Show all lines holding "闭合开关".

Task input
==================================================
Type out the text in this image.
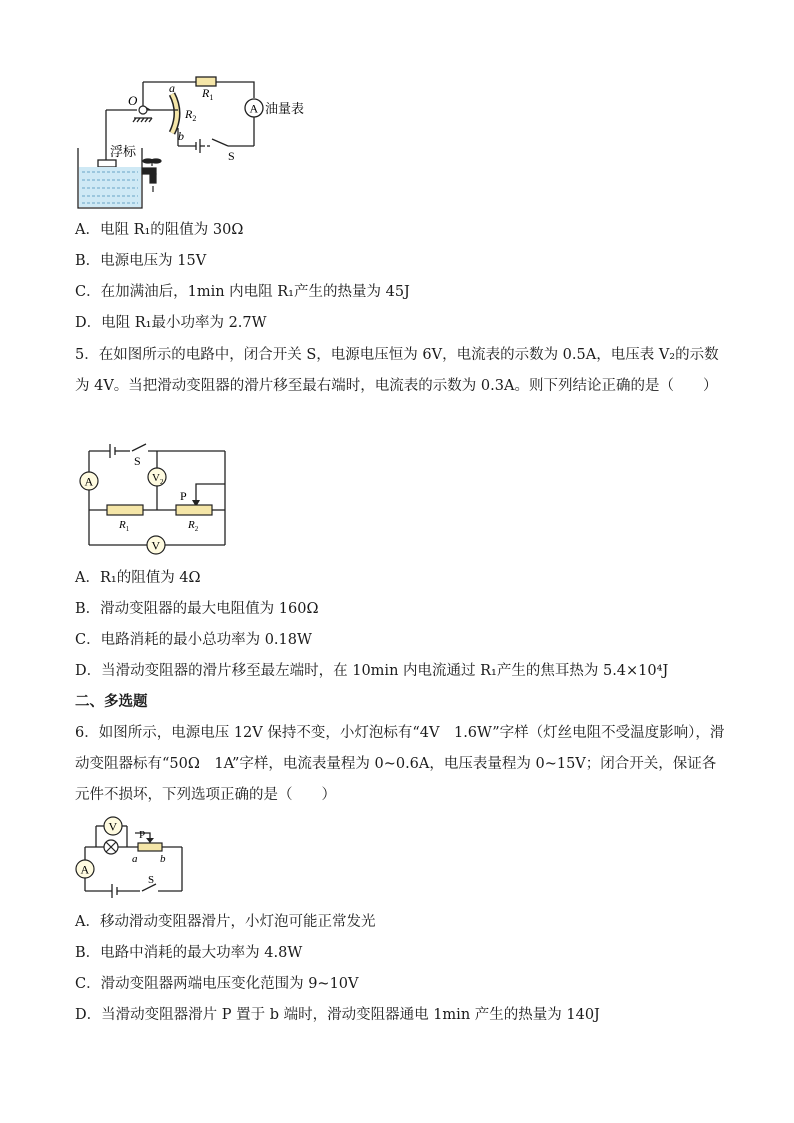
O
a
b
$R_2$
$R_1$
A 油量表
S
浮标
A．电阻 R₁的阻值为 30Ω
B．电源电压为 15V
C．在加满油后，1min 内电阻 R₁产生的热量为 45J
D．电阻 R₁最小功率为 2.7W
5．在如图所示的电路中，闭合开关 S，电源电压恒为 6V，电流表的示数为 0.5A，电压表 V₂的示数为 4V。当把滑动变阻器的滑片移至最右端时，电流表的示数为 0.3A。则下列结论正确的是（　　）
S
A	$V_2$
V
P
$R_1$	$R_2$
A．R₁的阻值为 4Ω
B．滑动变阻器的最大电阻值为 160Ω
C．电路消耗的最小总功率为 0.18W
D．当滑动变阻器的滑片移至最左端时，在 10min 内电流通过 R₁产生的焦耳热为 5.4×10⁴J
二、多选题
6．如图所示，电源电压 12V 保持不变，小灯泡标有“4V　1.6W”字样（灯丝电阻不受温度影响），滑动变阻器标有“50Ω　1A”字样，电流表量程为 0~0.6A，电压表量程为 0~15V；闭合开关，保证各元件不损坏，下列选项正确的是（　　）
V
A
P
a b
S
A．移动滑动变阻器滑片，小灯泡可能正常发光
B．电路中消耗的最大功率为 4.8W
C．滑动变阻器两端电压变化范围为 9~10V
D．当滑动变阻器滑片 P 置于 b 端时，滑动变阻器通电 1min 产生的热量为 140J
==================================================
Result for this task
5．在如图所示的电路中，闭合开关 S，电源电压恒为 6V，电流表的示数为 0.5A，电压表 V₂的示数为 4V。当把滑动变阻器的滑片移至最右端时，电流表的示数为 0.3A。则下列结论正确的是（　　）
6．如图所示，电源电压 12V 保持不变，小灯泡标有“4V　1.6W”字样（灯丝电阻不受温度影响），滑动变阻器标有“50Ω　1A”字样，电流表量程为 0~0.6A，电压表量程为 0~15V；闭合开关，保证各元件不损坏，下列选项正确的是（　　）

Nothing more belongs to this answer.